### What the task asks
In the entries that follow, count each line containing "оснований" and state the total, nothing more.

═══ Extracted entries

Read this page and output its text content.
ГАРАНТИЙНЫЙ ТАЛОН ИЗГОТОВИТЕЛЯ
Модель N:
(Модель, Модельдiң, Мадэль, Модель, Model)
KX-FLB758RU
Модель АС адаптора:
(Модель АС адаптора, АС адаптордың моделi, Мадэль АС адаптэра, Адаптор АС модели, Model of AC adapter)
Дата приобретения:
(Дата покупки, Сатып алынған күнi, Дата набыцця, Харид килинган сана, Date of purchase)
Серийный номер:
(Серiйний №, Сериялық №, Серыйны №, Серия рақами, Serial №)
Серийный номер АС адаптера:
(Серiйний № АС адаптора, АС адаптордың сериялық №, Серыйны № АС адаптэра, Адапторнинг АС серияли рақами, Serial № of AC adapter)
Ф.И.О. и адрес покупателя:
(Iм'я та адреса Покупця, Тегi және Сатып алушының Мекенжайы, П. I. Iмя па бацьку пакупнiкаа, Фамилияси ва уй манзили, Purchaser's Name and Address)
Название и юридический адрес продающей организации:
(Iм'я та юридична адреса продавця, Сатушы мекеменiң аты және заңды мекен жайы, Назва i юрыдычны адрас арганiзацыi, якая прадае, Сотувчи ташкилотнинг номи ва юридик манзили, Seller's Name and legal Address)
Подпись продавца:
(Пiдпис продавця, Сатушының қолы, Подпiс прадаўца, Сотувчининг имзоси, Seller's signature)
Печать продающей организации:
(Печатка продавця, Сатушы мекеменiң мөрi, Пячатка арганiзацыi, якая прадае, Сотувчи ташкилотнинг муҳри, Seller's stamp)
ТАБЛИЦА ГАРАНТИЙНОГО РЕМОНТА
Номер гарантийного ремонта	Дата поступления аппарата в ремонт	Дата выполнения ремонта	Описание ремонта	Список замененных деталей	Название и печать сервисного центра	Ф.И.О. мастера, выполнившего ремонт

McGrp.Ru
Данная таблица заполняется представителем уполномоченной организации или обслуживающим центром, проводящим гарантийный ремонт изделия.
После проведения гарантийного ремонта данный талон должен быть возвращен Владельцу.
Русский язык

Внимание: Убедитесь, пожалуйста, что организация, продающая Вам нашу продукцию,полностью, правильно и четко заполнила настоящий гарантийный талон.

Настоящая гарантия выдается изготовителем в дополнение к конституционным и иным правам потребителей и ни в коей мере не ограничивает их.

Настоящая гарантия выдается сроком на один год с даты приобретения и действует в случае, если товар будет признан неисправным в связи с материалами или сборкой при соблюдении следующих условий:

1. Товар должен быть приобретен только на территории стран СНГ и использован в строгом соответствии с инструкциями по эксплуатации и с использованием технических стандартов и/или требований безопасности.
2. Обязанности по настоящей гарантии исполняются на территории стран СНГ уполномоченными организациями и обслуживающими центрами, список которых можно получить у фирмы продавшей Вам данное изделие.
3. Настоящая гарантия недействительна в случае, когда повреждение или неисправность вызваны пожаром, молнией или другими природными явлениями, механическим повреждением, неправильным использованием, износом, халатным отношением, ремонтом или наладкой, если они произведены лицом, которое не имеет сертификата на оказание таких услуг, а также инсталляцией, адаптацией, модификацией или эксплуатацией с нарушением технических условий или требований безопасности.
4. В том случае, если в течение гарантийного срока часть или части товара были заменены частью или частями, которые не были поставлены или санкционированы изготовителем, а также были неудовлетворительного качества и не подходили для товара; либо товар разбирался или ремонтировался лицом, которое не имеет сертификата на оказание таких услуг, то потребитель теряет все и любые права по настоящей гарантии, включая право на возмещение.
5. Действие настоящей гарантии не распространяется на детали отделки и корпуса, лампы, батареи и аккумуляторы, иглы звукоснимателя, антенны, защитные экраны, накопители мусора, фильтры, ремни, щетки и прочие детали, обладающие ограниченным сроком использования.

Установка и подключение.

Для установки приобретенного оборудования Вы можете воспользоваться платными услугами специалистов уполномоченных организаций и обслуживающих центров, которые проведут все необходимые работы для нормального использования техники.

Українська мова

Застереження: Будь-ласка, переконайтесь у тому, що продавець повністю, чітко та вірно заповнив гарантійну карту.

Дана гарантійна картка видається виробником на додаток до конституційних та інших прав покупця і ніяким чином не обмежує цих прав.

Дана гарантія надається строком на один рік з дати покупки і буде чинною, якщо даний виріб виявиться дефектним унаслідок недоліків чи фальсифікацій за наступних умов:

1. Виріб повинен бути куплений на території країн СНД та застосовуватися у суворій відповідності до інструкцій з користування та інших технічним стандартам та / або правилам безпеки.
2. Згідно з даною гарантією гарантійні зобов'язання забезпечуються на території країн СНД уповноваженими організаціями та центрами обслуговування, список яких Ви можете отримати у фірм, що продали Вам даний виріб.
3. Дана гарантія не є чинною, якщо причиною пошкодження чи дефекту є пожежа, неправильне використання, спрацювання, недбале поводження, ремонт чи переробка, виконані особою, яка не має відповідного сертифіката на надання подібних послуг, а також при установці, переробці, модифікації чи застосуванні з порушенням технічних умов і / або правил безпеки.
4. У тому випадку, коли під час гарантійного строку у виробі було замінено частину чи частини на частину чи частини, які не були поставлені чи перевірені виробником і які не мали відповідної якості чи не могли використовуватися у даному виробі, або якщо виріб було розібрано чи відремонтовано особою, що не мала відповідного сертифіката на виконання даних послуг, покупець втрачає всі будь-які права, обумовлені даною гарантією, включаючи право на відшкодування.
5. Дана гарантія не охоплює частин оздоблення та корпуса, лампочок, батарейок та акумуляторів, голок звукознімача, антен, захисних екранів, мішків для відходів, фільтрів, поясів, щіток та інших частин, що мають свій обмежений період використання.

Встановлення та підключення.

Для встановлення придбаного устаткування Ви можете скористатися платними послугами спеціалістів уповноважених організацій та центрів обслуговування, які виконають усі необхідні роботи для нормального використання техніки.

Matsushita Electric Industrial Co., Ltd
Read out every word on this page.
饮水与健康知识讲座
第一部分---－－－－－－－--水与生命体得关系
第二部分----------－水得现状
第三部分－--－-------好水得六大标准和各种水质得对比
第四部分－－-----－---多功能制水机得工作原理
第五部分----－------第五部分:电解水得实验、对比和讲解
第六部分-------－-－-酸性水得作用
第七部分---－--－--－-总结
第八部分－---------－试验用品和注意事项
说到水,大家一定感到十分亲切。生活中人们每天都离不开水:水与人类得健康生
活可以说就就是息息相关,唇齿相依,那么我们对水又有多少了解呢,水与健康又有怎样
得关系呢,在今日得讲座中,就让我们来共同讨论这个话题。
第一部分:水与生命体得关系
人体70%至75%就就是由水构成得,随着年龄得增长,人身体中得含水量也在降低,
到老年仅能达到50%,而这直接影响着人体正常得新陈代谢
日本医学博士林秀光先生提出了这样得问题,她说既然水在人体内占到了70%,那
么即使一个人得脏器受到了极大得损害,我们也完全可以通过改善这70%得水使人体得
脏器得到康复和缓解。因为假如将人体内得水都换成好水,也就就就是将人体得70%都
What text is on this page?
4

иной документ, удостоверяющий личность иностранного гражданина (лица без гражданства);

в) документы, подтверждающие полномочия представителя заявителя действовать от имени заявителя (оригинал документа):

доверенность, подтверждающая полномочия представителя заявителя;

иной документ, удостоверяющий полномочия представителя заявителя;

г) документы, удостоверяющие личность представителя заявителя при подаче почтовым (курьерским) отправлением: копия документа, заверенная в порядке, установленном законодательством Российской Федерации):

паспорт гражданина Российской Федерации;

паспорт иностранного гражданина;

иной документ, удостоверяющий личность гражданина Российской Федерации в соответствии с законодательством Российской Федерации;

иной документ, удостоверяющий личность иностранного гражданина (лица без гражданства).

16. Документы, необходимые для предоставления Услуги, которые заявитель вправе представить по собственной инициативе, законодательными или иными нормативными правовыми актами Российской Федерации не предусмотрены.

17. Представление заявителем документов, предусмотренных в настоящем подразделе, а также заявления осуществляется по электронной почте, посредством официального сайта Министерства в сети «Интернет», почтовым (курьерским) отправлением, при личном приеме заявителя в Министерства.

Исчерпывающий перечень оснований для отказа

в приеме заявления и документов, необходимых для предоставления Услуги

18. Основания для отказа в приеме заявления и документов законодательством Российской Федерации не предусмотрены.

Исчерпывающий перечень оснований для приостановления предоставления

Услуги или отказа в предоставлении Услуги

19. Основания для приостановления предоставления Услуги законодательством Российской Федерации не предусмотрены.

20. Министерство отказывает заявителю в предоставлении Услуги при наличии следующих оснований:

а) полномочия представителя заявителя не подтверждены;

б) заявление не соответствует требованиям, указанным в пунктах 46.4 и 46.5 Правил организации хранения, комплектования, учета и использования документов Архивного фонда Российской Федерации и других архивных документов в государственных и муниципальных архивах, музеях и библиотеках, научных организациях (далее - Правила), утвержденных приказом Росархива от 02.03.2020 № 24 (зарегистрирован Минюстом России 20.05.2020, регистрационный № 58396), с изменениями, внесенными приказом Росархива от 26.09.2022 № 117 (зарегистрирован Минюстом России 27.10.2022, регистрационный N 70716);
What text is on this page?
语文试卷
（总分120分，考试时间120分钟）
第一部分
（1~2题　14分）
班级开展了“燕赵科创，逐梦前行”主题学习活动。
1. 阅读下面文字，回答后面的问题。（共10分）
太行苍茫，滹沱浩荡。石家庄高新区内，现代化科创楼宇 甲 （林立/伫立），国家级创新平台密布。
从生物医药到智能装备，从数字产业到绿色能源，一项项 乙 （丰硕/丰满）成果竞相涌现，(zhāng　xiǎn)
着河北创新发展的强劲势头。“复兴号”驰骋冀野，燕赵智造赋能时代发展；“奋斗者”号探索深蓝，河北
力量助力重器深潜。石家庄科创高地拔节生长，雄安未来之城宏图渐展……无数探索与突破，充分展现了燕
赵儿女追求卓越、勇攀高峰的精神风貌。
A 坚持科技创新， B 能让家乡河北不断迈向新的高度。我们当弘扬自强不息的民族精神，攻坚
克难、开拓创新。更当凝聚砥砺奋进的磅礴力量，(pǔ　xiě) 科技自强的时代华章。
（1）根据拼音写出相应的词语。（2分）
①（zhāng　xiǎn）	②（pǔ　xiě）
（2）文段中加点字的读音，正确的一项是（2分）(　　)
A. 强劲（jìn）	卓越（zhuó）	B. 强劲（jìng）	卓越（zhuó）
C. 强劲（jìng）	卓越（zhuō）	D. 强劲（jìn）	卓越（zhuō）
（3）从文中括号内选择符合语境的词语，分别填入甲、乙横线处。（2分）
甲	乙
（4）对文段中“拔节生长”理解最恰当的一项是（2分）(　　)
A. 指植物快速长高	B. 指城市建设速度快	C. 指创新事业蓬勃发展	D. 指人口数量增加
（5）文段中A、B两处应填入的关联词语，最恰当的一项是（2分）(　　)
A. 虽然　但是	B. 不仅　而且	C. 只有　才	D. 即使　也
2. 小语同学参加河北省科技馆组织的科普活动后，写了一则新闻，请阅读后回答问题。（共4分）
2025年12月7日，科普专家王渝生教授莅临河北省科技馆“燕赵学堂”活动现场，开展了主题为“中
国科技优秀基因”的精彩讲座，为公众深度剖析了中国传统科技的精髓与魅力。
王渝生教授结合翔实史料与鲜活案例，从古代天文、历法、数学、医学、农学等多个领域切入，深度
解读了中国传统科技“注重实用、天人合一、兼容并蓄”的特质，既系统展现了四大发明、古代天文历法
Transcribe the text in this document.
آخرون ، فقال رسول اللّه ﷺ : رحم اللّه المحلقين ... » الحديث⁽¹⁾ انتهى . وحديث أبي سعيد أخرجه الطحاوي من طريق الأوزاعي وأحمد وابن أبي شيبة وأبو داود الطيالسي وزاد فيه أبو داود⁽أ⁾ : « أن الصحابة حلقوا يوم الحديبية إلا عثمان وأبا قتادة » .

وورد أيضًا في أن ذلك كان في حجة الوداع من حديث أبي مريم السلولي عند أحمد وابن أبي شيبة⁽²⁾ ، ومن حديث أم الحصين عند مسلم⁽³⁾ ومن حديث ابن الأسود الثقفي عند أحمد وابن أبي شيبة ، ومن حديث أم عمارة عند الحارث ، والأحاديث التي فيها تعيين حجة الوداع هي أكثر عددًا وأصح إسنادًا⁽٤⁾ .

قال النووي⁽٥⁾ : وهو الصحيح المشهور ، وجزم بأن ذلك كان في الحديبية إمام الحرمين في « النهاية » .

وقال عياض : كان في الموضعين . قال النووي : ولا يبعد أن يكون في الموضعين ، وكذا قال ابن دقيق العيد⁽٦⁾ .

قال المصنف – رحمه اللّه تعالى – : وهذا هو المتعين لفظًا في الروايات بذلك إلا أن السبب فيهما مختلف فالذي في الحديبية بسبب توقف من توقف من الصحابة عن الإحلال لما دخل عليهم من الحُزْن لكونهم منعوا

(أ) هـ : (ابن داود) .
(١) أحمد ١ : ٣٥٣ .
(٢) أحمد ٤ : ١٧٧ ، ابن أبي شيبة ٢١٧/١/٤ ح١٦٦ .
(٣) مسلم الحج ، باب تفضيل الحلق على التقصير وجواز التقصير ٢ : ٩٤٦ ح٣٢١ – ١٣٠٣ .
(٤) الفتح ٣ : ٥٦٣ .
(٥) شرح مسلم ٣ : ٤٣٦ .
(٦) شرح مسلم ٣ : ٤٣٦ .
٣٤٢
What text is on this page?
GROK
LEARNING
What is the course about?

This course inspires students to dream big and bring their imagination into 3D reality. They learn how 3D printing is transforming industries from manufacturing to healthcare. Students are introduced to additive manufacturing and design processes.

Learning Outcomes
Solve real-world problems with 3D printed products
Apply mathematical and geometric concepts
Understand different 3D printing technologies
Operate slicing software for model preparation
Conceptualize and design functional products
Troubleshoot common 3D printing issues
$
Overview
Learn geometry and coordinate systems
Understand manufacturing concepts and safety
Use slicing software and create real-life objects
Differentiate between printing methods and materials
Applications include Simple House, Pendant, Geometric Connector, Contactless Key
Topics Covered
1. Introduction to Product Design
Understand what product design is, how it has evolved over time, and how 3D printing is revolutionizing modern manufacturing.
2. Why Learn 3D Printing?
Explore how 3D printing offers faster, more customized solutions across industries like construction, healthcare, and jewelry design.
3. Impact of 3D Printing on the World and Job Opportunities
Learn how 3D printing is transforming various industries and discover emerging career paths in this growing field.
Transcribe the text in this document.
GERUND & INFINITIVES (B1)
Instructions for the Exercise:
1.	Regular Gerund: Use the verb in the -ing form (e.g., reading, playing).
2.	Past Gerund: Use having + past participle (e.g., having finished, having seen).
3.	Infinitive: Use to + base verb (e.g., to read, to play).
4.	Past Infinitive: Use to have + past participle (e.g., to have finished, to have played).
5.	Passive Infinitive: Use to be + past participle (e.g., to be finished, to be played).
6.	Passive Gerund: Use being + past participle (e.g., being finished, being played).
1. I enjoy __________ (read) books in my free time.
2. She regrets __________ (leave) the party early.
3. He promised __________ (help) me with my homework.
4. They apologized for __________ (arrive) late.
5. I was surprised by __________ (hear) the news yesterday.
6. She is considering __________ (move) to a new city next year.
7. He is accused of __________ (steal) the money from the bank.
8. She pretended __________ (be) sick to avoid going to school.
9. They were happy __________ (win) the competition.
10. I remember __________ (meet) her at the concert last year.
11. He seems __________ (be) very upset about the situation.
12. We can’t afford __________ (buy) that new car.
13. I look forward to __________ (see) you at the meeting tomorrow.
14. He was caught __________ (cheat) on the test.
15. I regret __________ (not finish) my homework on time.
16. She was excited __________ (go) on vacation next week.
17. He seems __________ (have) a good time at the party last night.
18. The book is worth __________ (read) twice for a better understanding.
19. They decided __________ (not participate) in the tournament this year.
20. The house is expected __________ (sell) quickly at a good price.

══════

### Response
3